From the entries that follow, gather each line holding the word "role".

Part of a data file
===============

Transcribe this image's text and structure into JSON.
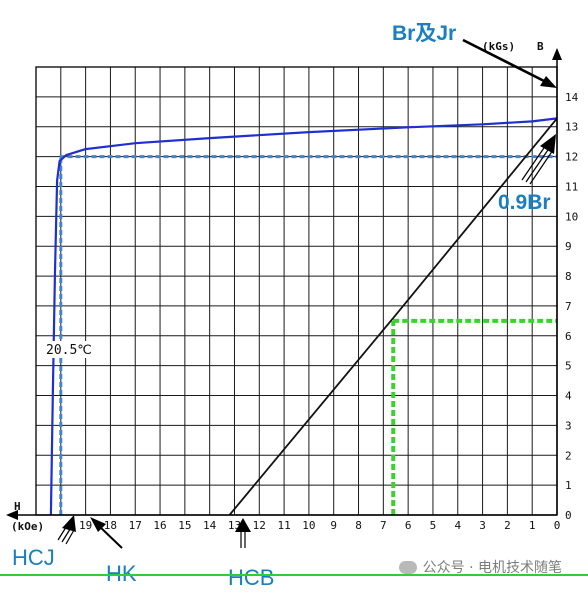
{
  "chart_data": {
    "type": "line",
    "x_label": "H",
    "x_unit": "(kOe)",
    "y_label": "B",
    "y_unit": "(kGs)",
    "x_ticks": [
      19,
      18,
      17,
      16,
      15,
      14,
      13,
      12,
      11,
      10,
      9,
      8,
      7,
      6,
      5,
      4,
      3,
      2,
      1,
      0
    ],
    "y_ticks": [
      0,
      1,
      2,
      3,
      4,
      5,
      6,
      7,
      8,
      9,
      10,
      11,
      12,
      13,
      14
    ],
    "x_range": [
      21,
      0
    ],
    "y_range": [
      0,
      15
    ],
    "x_axis_reversed": true,
    "grid": true,
    "series": [
      {
        "role": "intrinsic-curve",
        "color": "#1f2fd0",
        "points": [
          [
            20.4,
            0
          ],
          [
            20.32,
            4.2
          ],
          [
            20.24,
            8.0
          ],
          [
            20.15,
            11.2
          ],
          [
            20.05,
            11.85
          ],
          [
            19.78,
            12.05
          ],
          [
            19.0,
            12.25
          ],
          [
            17.0,
            12.45
          ],
          [
            14.0,
            12.62
          ],
          [
            10.0,
            12.82
          ],
          [
            6.0,
            12.98
          ],
          [
            3.0,
            13.08
          ],
          [
            1.0,
            13.18
          ],
          [
            0.0,
            13.28
          ]
        ]
      },
      {
        "role": "normal-curve",
        "color": "#111111",
        "points": [
          [
            13.2,
            0
          ],
          [
            6.6,
            6.6
          ],
          [
            0.0,
            13.28
          ]
        ]
      }
    ],
    "reference_lines": [
      {
        "role": "0.9Br",
        "y": 12.0,
        "x_from": 20.05,
        "x_to": 0.0,
        "color": "#3a86d8",
        "style": "dashed"
      },
      {
        "role": "HK",
        "x": 20.0,
        "y_from": 0,
        "y_to": 12.0,
        "color": "#3a86d8",
        "style": "dashed"
      },
      {
        "role": "BHmax-h",
        "y": 6.5,
        "x_from": 6.6,
        "x_to": 0.0,
        "color": "#39d22e",
        "style": "dashed"
      },
      {
        "role": "BHmax-v",
        "x": 6.6,
        "y_from": 0,
        "y_to": 6.5,
        "color": "#39d22e",
        "style": "dashed"
      }
    ],
    "annotations": {
      "br_jr": "Br及Jr",
      "br_09": "0.9Br",
      "hcj": "HCJ",
      "hk": "HK",
      "hcb": "HCB",
      "temperature": "20.5℃"
    }
  },
  "watermark": {
    "text": "公众号 · 电机技术随笔"
  },
  "colors": {
    "grid": "#1a1a1a",
    "callout": "#1a7fc1",
    "rule": "#2ecc40"
  }
}
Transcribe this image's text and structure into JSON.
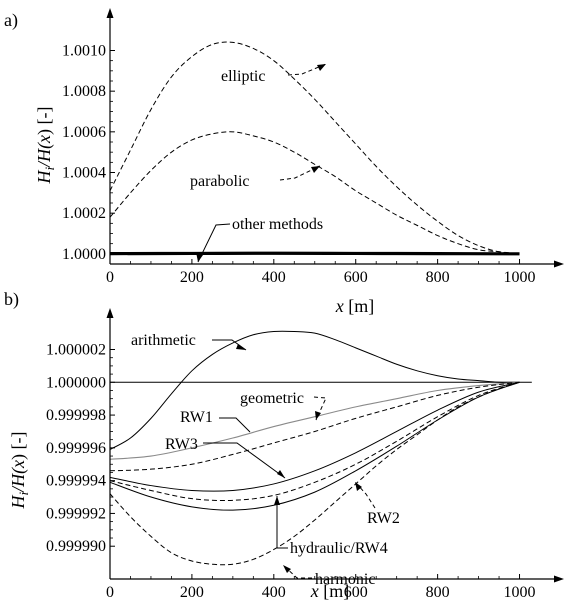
{
  "chart_data": [
    {
      "type": "line",
      "panel_label": "a)",
      "xlabel": "x [m]",
      "xlabel_parts": {
        "var": "x",
        "unit": " [m]"
      },
      "ylabel": "Hi/H(x) [-]",
      "ylabel_parts": {
        "a": "H",
        "sub": "i",
        "b": "/H(",
        "c": "x",
        "d": ") [-]"
      },
      "xlim": [
        0,
        1050
      ],
      "ylim": [
        0.99995,
        1.00115
      ],
      "xticks": [
        0,
        200,
        400,
        600,
        800,
        1000
      ],
      "yticks": [
        1.0,
        1.0002,
        1.0004,
        1.0006,
        1.0008,
        1.001
      ],
      "ytick_labels": [
        "1.0000",
        "1.0002",
        "1.0004",
        "1.0006",
        "1.0008",
        "1.0010"
      ],
      "series": [
        {
          "name": "elliptic",
          "style": "dashed",
          "x": [
            0,
            50,
            100,
            150,
            200,
            250,
            300,
            350,
            400,
            450,
            500,
            550,
            600,
            650,
            700,
            750,
            800,
            850,
            900,
            950,
            1000
          ],
          "y": [
            1.00031,
            1.00051,
            1.00071,
            1.00087,
            1.00097,
            1.00103,
            1.00104,
            1.00101,
            1.00095,
            1.00086,
            1.00076,
            1.00065,
            1.00054,
            1.00043,
            1.00033,
            1.00024,
            1.00016,
            1.00009,
            1.00004,
            1.00001,
            1.0
          ]
        },
        {
          "name": "parabolic",
          "style": "dashed",
          "x": [
            0,
            50,
            100,
            150,
            200,
            250,
            300,
            350,
            400,
            450,
            500,
            550,
            600,
            650,
            700,
            750,
            800,
            850,
            900,
            950,
            1000
          ],
          "y": [
            1.00018,
            1.0003,
            1.00041,
            1.0005,
            1.00056,
            1.00059,
            1.0006,
            1.00058,
            1.00055,
            1.0005,
            1.00044,
            1.00038,
            1.00031,
            1.00025,
            1.00019,
            1.00014,
            1.00009,
            1.00005,
            1.00002,
            1.00001,
            1.0
          ]
        },
        {
          "name": "other methods",
          "style": "solid-thick",
          "x": [
            0,
            200,
            400,
            600,
            800,
            1000
          ],
          "y": [
            1.000001,
            1.000002,
            1.000003,
            1.000002,
            1.000001,
            1.0
          ]
        }
      ],
      "annotations": [
        {
          "text": "elliptic",
          "x": 398,
          "y": 1.000942
        },
        {
          "text": "parabolic",
          "x": 396,
          "y": 1.000548
        },
        {
          "text": "other methods",
          "x": 215,
          "y": 1.00001
        }
      ]
    },
    {
      "type": "line",
      "panel_label": "b)",
      "xlabel": "x [m]",
      "xlabel_parts": {
        "var": "x",
        "unit": " [m]"
      },
      "ylabel": "Hi/H(x) [-]",
      "ylabel_parts": {
        "a": "H",
        "sub": "i",
        "b": "/H(",
        "c": "x",
        "d": ") [-]"
      },
      "xlim": [
        0,
        1050
      ],
      "ylim": [
        0.999988,
        1.0000038
      ],
      "xticks": [
        0,
        200,
        400,
        600,
        800,
        1000
      ],
      "yticks": [
        0.99999,
        0.999992,
        0.999994,
        0.999996,
        0.999998,
        1.0,
        1.000002
      ],
      "ytick_labels": [
        "0.999990",
        "0.999992",
        "0.999994",
        "0.999996",
        "0.999998",
        "1.000000",
        "1.000002"
      ],
      "series": [
        {
          "name": "arithmetic",
          "style": "solid",
          "x": [
            0,
            50,
            100,
            150,
            200,
            250,
            300,
            350,
            400,
            450,
            500,
            550,
            600,
            650,
            700,
            750,
            800,
            850,
            900,
            950,
            1000
          ],
          "y": [
            0.9999959,
            0.9999966,
            0.9999978,
            0.9999993,
            1.0000007,
            1.0000017,
            1.0000024,
            1.0000029,
            1.0000031,
            1.0000031,
            1.000003,
            1.0000026,
            1.0000021,
            1.0000016,
            1.0000011,
            1.0000007,
            1.0000004,
            1.0000002,
            1.0000001,
            1.0,
            1.0
          ]
        },
        {
          "name": "reference",
          "style": "solid",
          "x": [
            0,
            1030
          ],
          "y": [
            1.0,
            1.0
          ]
        },
        {
          "name": "geometric",
          "style": "solid-gray",
          "x": [
            0,
            100,
            200,
            300,
            400,
            500,
            600,
            700,
            800,
            900,
            1000
          ],
          "y": [
            0.9999953,
            0.9999955,
            0.999996,
            0.9999966,
            0.9999973,
            0.9999979,
            0.9999985,
            0.999999,
            0.9999995,
            0.9999998,
            1.0
          ]
        },
        {
          "name": "RW1",
          "style": "dashed",
          "x": [
            0,
            100,
            200,
            300,
            400,
            500,
            600,
            700,
            800,
            900,
            1000
          ],
          "y": [
            0.9999946,
            0.9999947,
            0.999995,
            0.9999956,
            0.9999963,
            0.999997,
            0.9999978,
            0.9999985,
            0.9999992,
            0.9999997,
            1.0
          ]
        },
        {
          "name": "RW3",
          "style": "solid",
          "x": [
            0,
            100,
            200,
            300,
            400,
            500,
            600,
            700,
            800,
            900,
            1000
          ],
          "y": [
            0.9999942,
            0.9999937,
            0.9999934,
            0.9999934,
            0.9999938,
            0.9999946,
            0.9999957,
            0.999997,
            0.9999983,
            0.9999994,
            1.0
          ]
        },
        {
          "name": "RW2",
          "style": "dashed",
          "x": [
            0,
            100,
            200,
            300,
            400,
            500,
            600,
            700,
            800,
            900,
            1000
          ],
          "y": [
            0.999994,
            0.9999934,
            0.9999929,
            0.9999928,
            0.9999931,
            0.9999939,
            0.999995,
            0.9999964,
            0.9999979,
            0.9999992,
            1.0
          ]
        },
        {
          "name": "hydraulic/RW4",
          "style": "solid",
          "x": [
            0,
            100,
            200,
            300,
            400,
            500,
            600,
            700,
            800,
            900,
            1000
          ],
          "y": [
            0.9999939,
            0.999993,
            0.9999924,
            0.9999922,
            0.9999925,
            0.9999933,
            0.9999946,
            0.9999961,
            0.9999977,
            0.9999991,
            1.0
          ]
        },
        {
          "name": "harmonic",
          "style": "dashed",
          "x": [
            0,
            50,
            100,
            150,
            200,
            250,
            300,
            350,
            400,
            450,
            500,
            550,
            600,
            650,
            700,
            750,
            800,
            850,
            900,
            950,
            1000
          ],
          "y": [
            0.9999932,
            0.9999918,
            0.9999906,
            0.9999896,
            0.9999891,
            0.9999889,
            0.9999889,
            0.9999892,
            0.9999898,
            0.9999906,
            0.9999916,
            0.9999927,
            0.9999938,
            0.9999949,
            0.9999959,
            0.9999968,
            0.9999977,
            0.9999985,
            0.9999991,
            0.9999996,
            1.0
          ]
        }
      ],
      "annotations": [
        {
          "text": "arithmetic",
          "x": 245,
          "y": 1.0000031
        },
        {
          "text": "geometric",
          "x": 440,
          "y": 0.9999966
        },
        {
          "text": "RW1",
          "x": 390,
          "y": 0.9999963
        },
        {
          "text": "RW3",
          "x": 360,
          "y": 0.9999933
        },
        {
          "text": "RW2",
          "x": 555,
          "y": 0.999994
        },
        {
          "text": "hydraulic/RW4",
          "x": 400,
          "y": 0.9999926
        },
        {
          "text": "harmonic",
          "x": 480,
          "y": 0.999991
        }
      ]
    }
  ]
}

===============

COMPLETE ANSWER:
        "role": "intrinsic-curve",
        "role": "normal-curve",
        "role": "0.9Br",
        "role": "HK",
        "role": "BHmax-h",
        "role": "BHmax-v",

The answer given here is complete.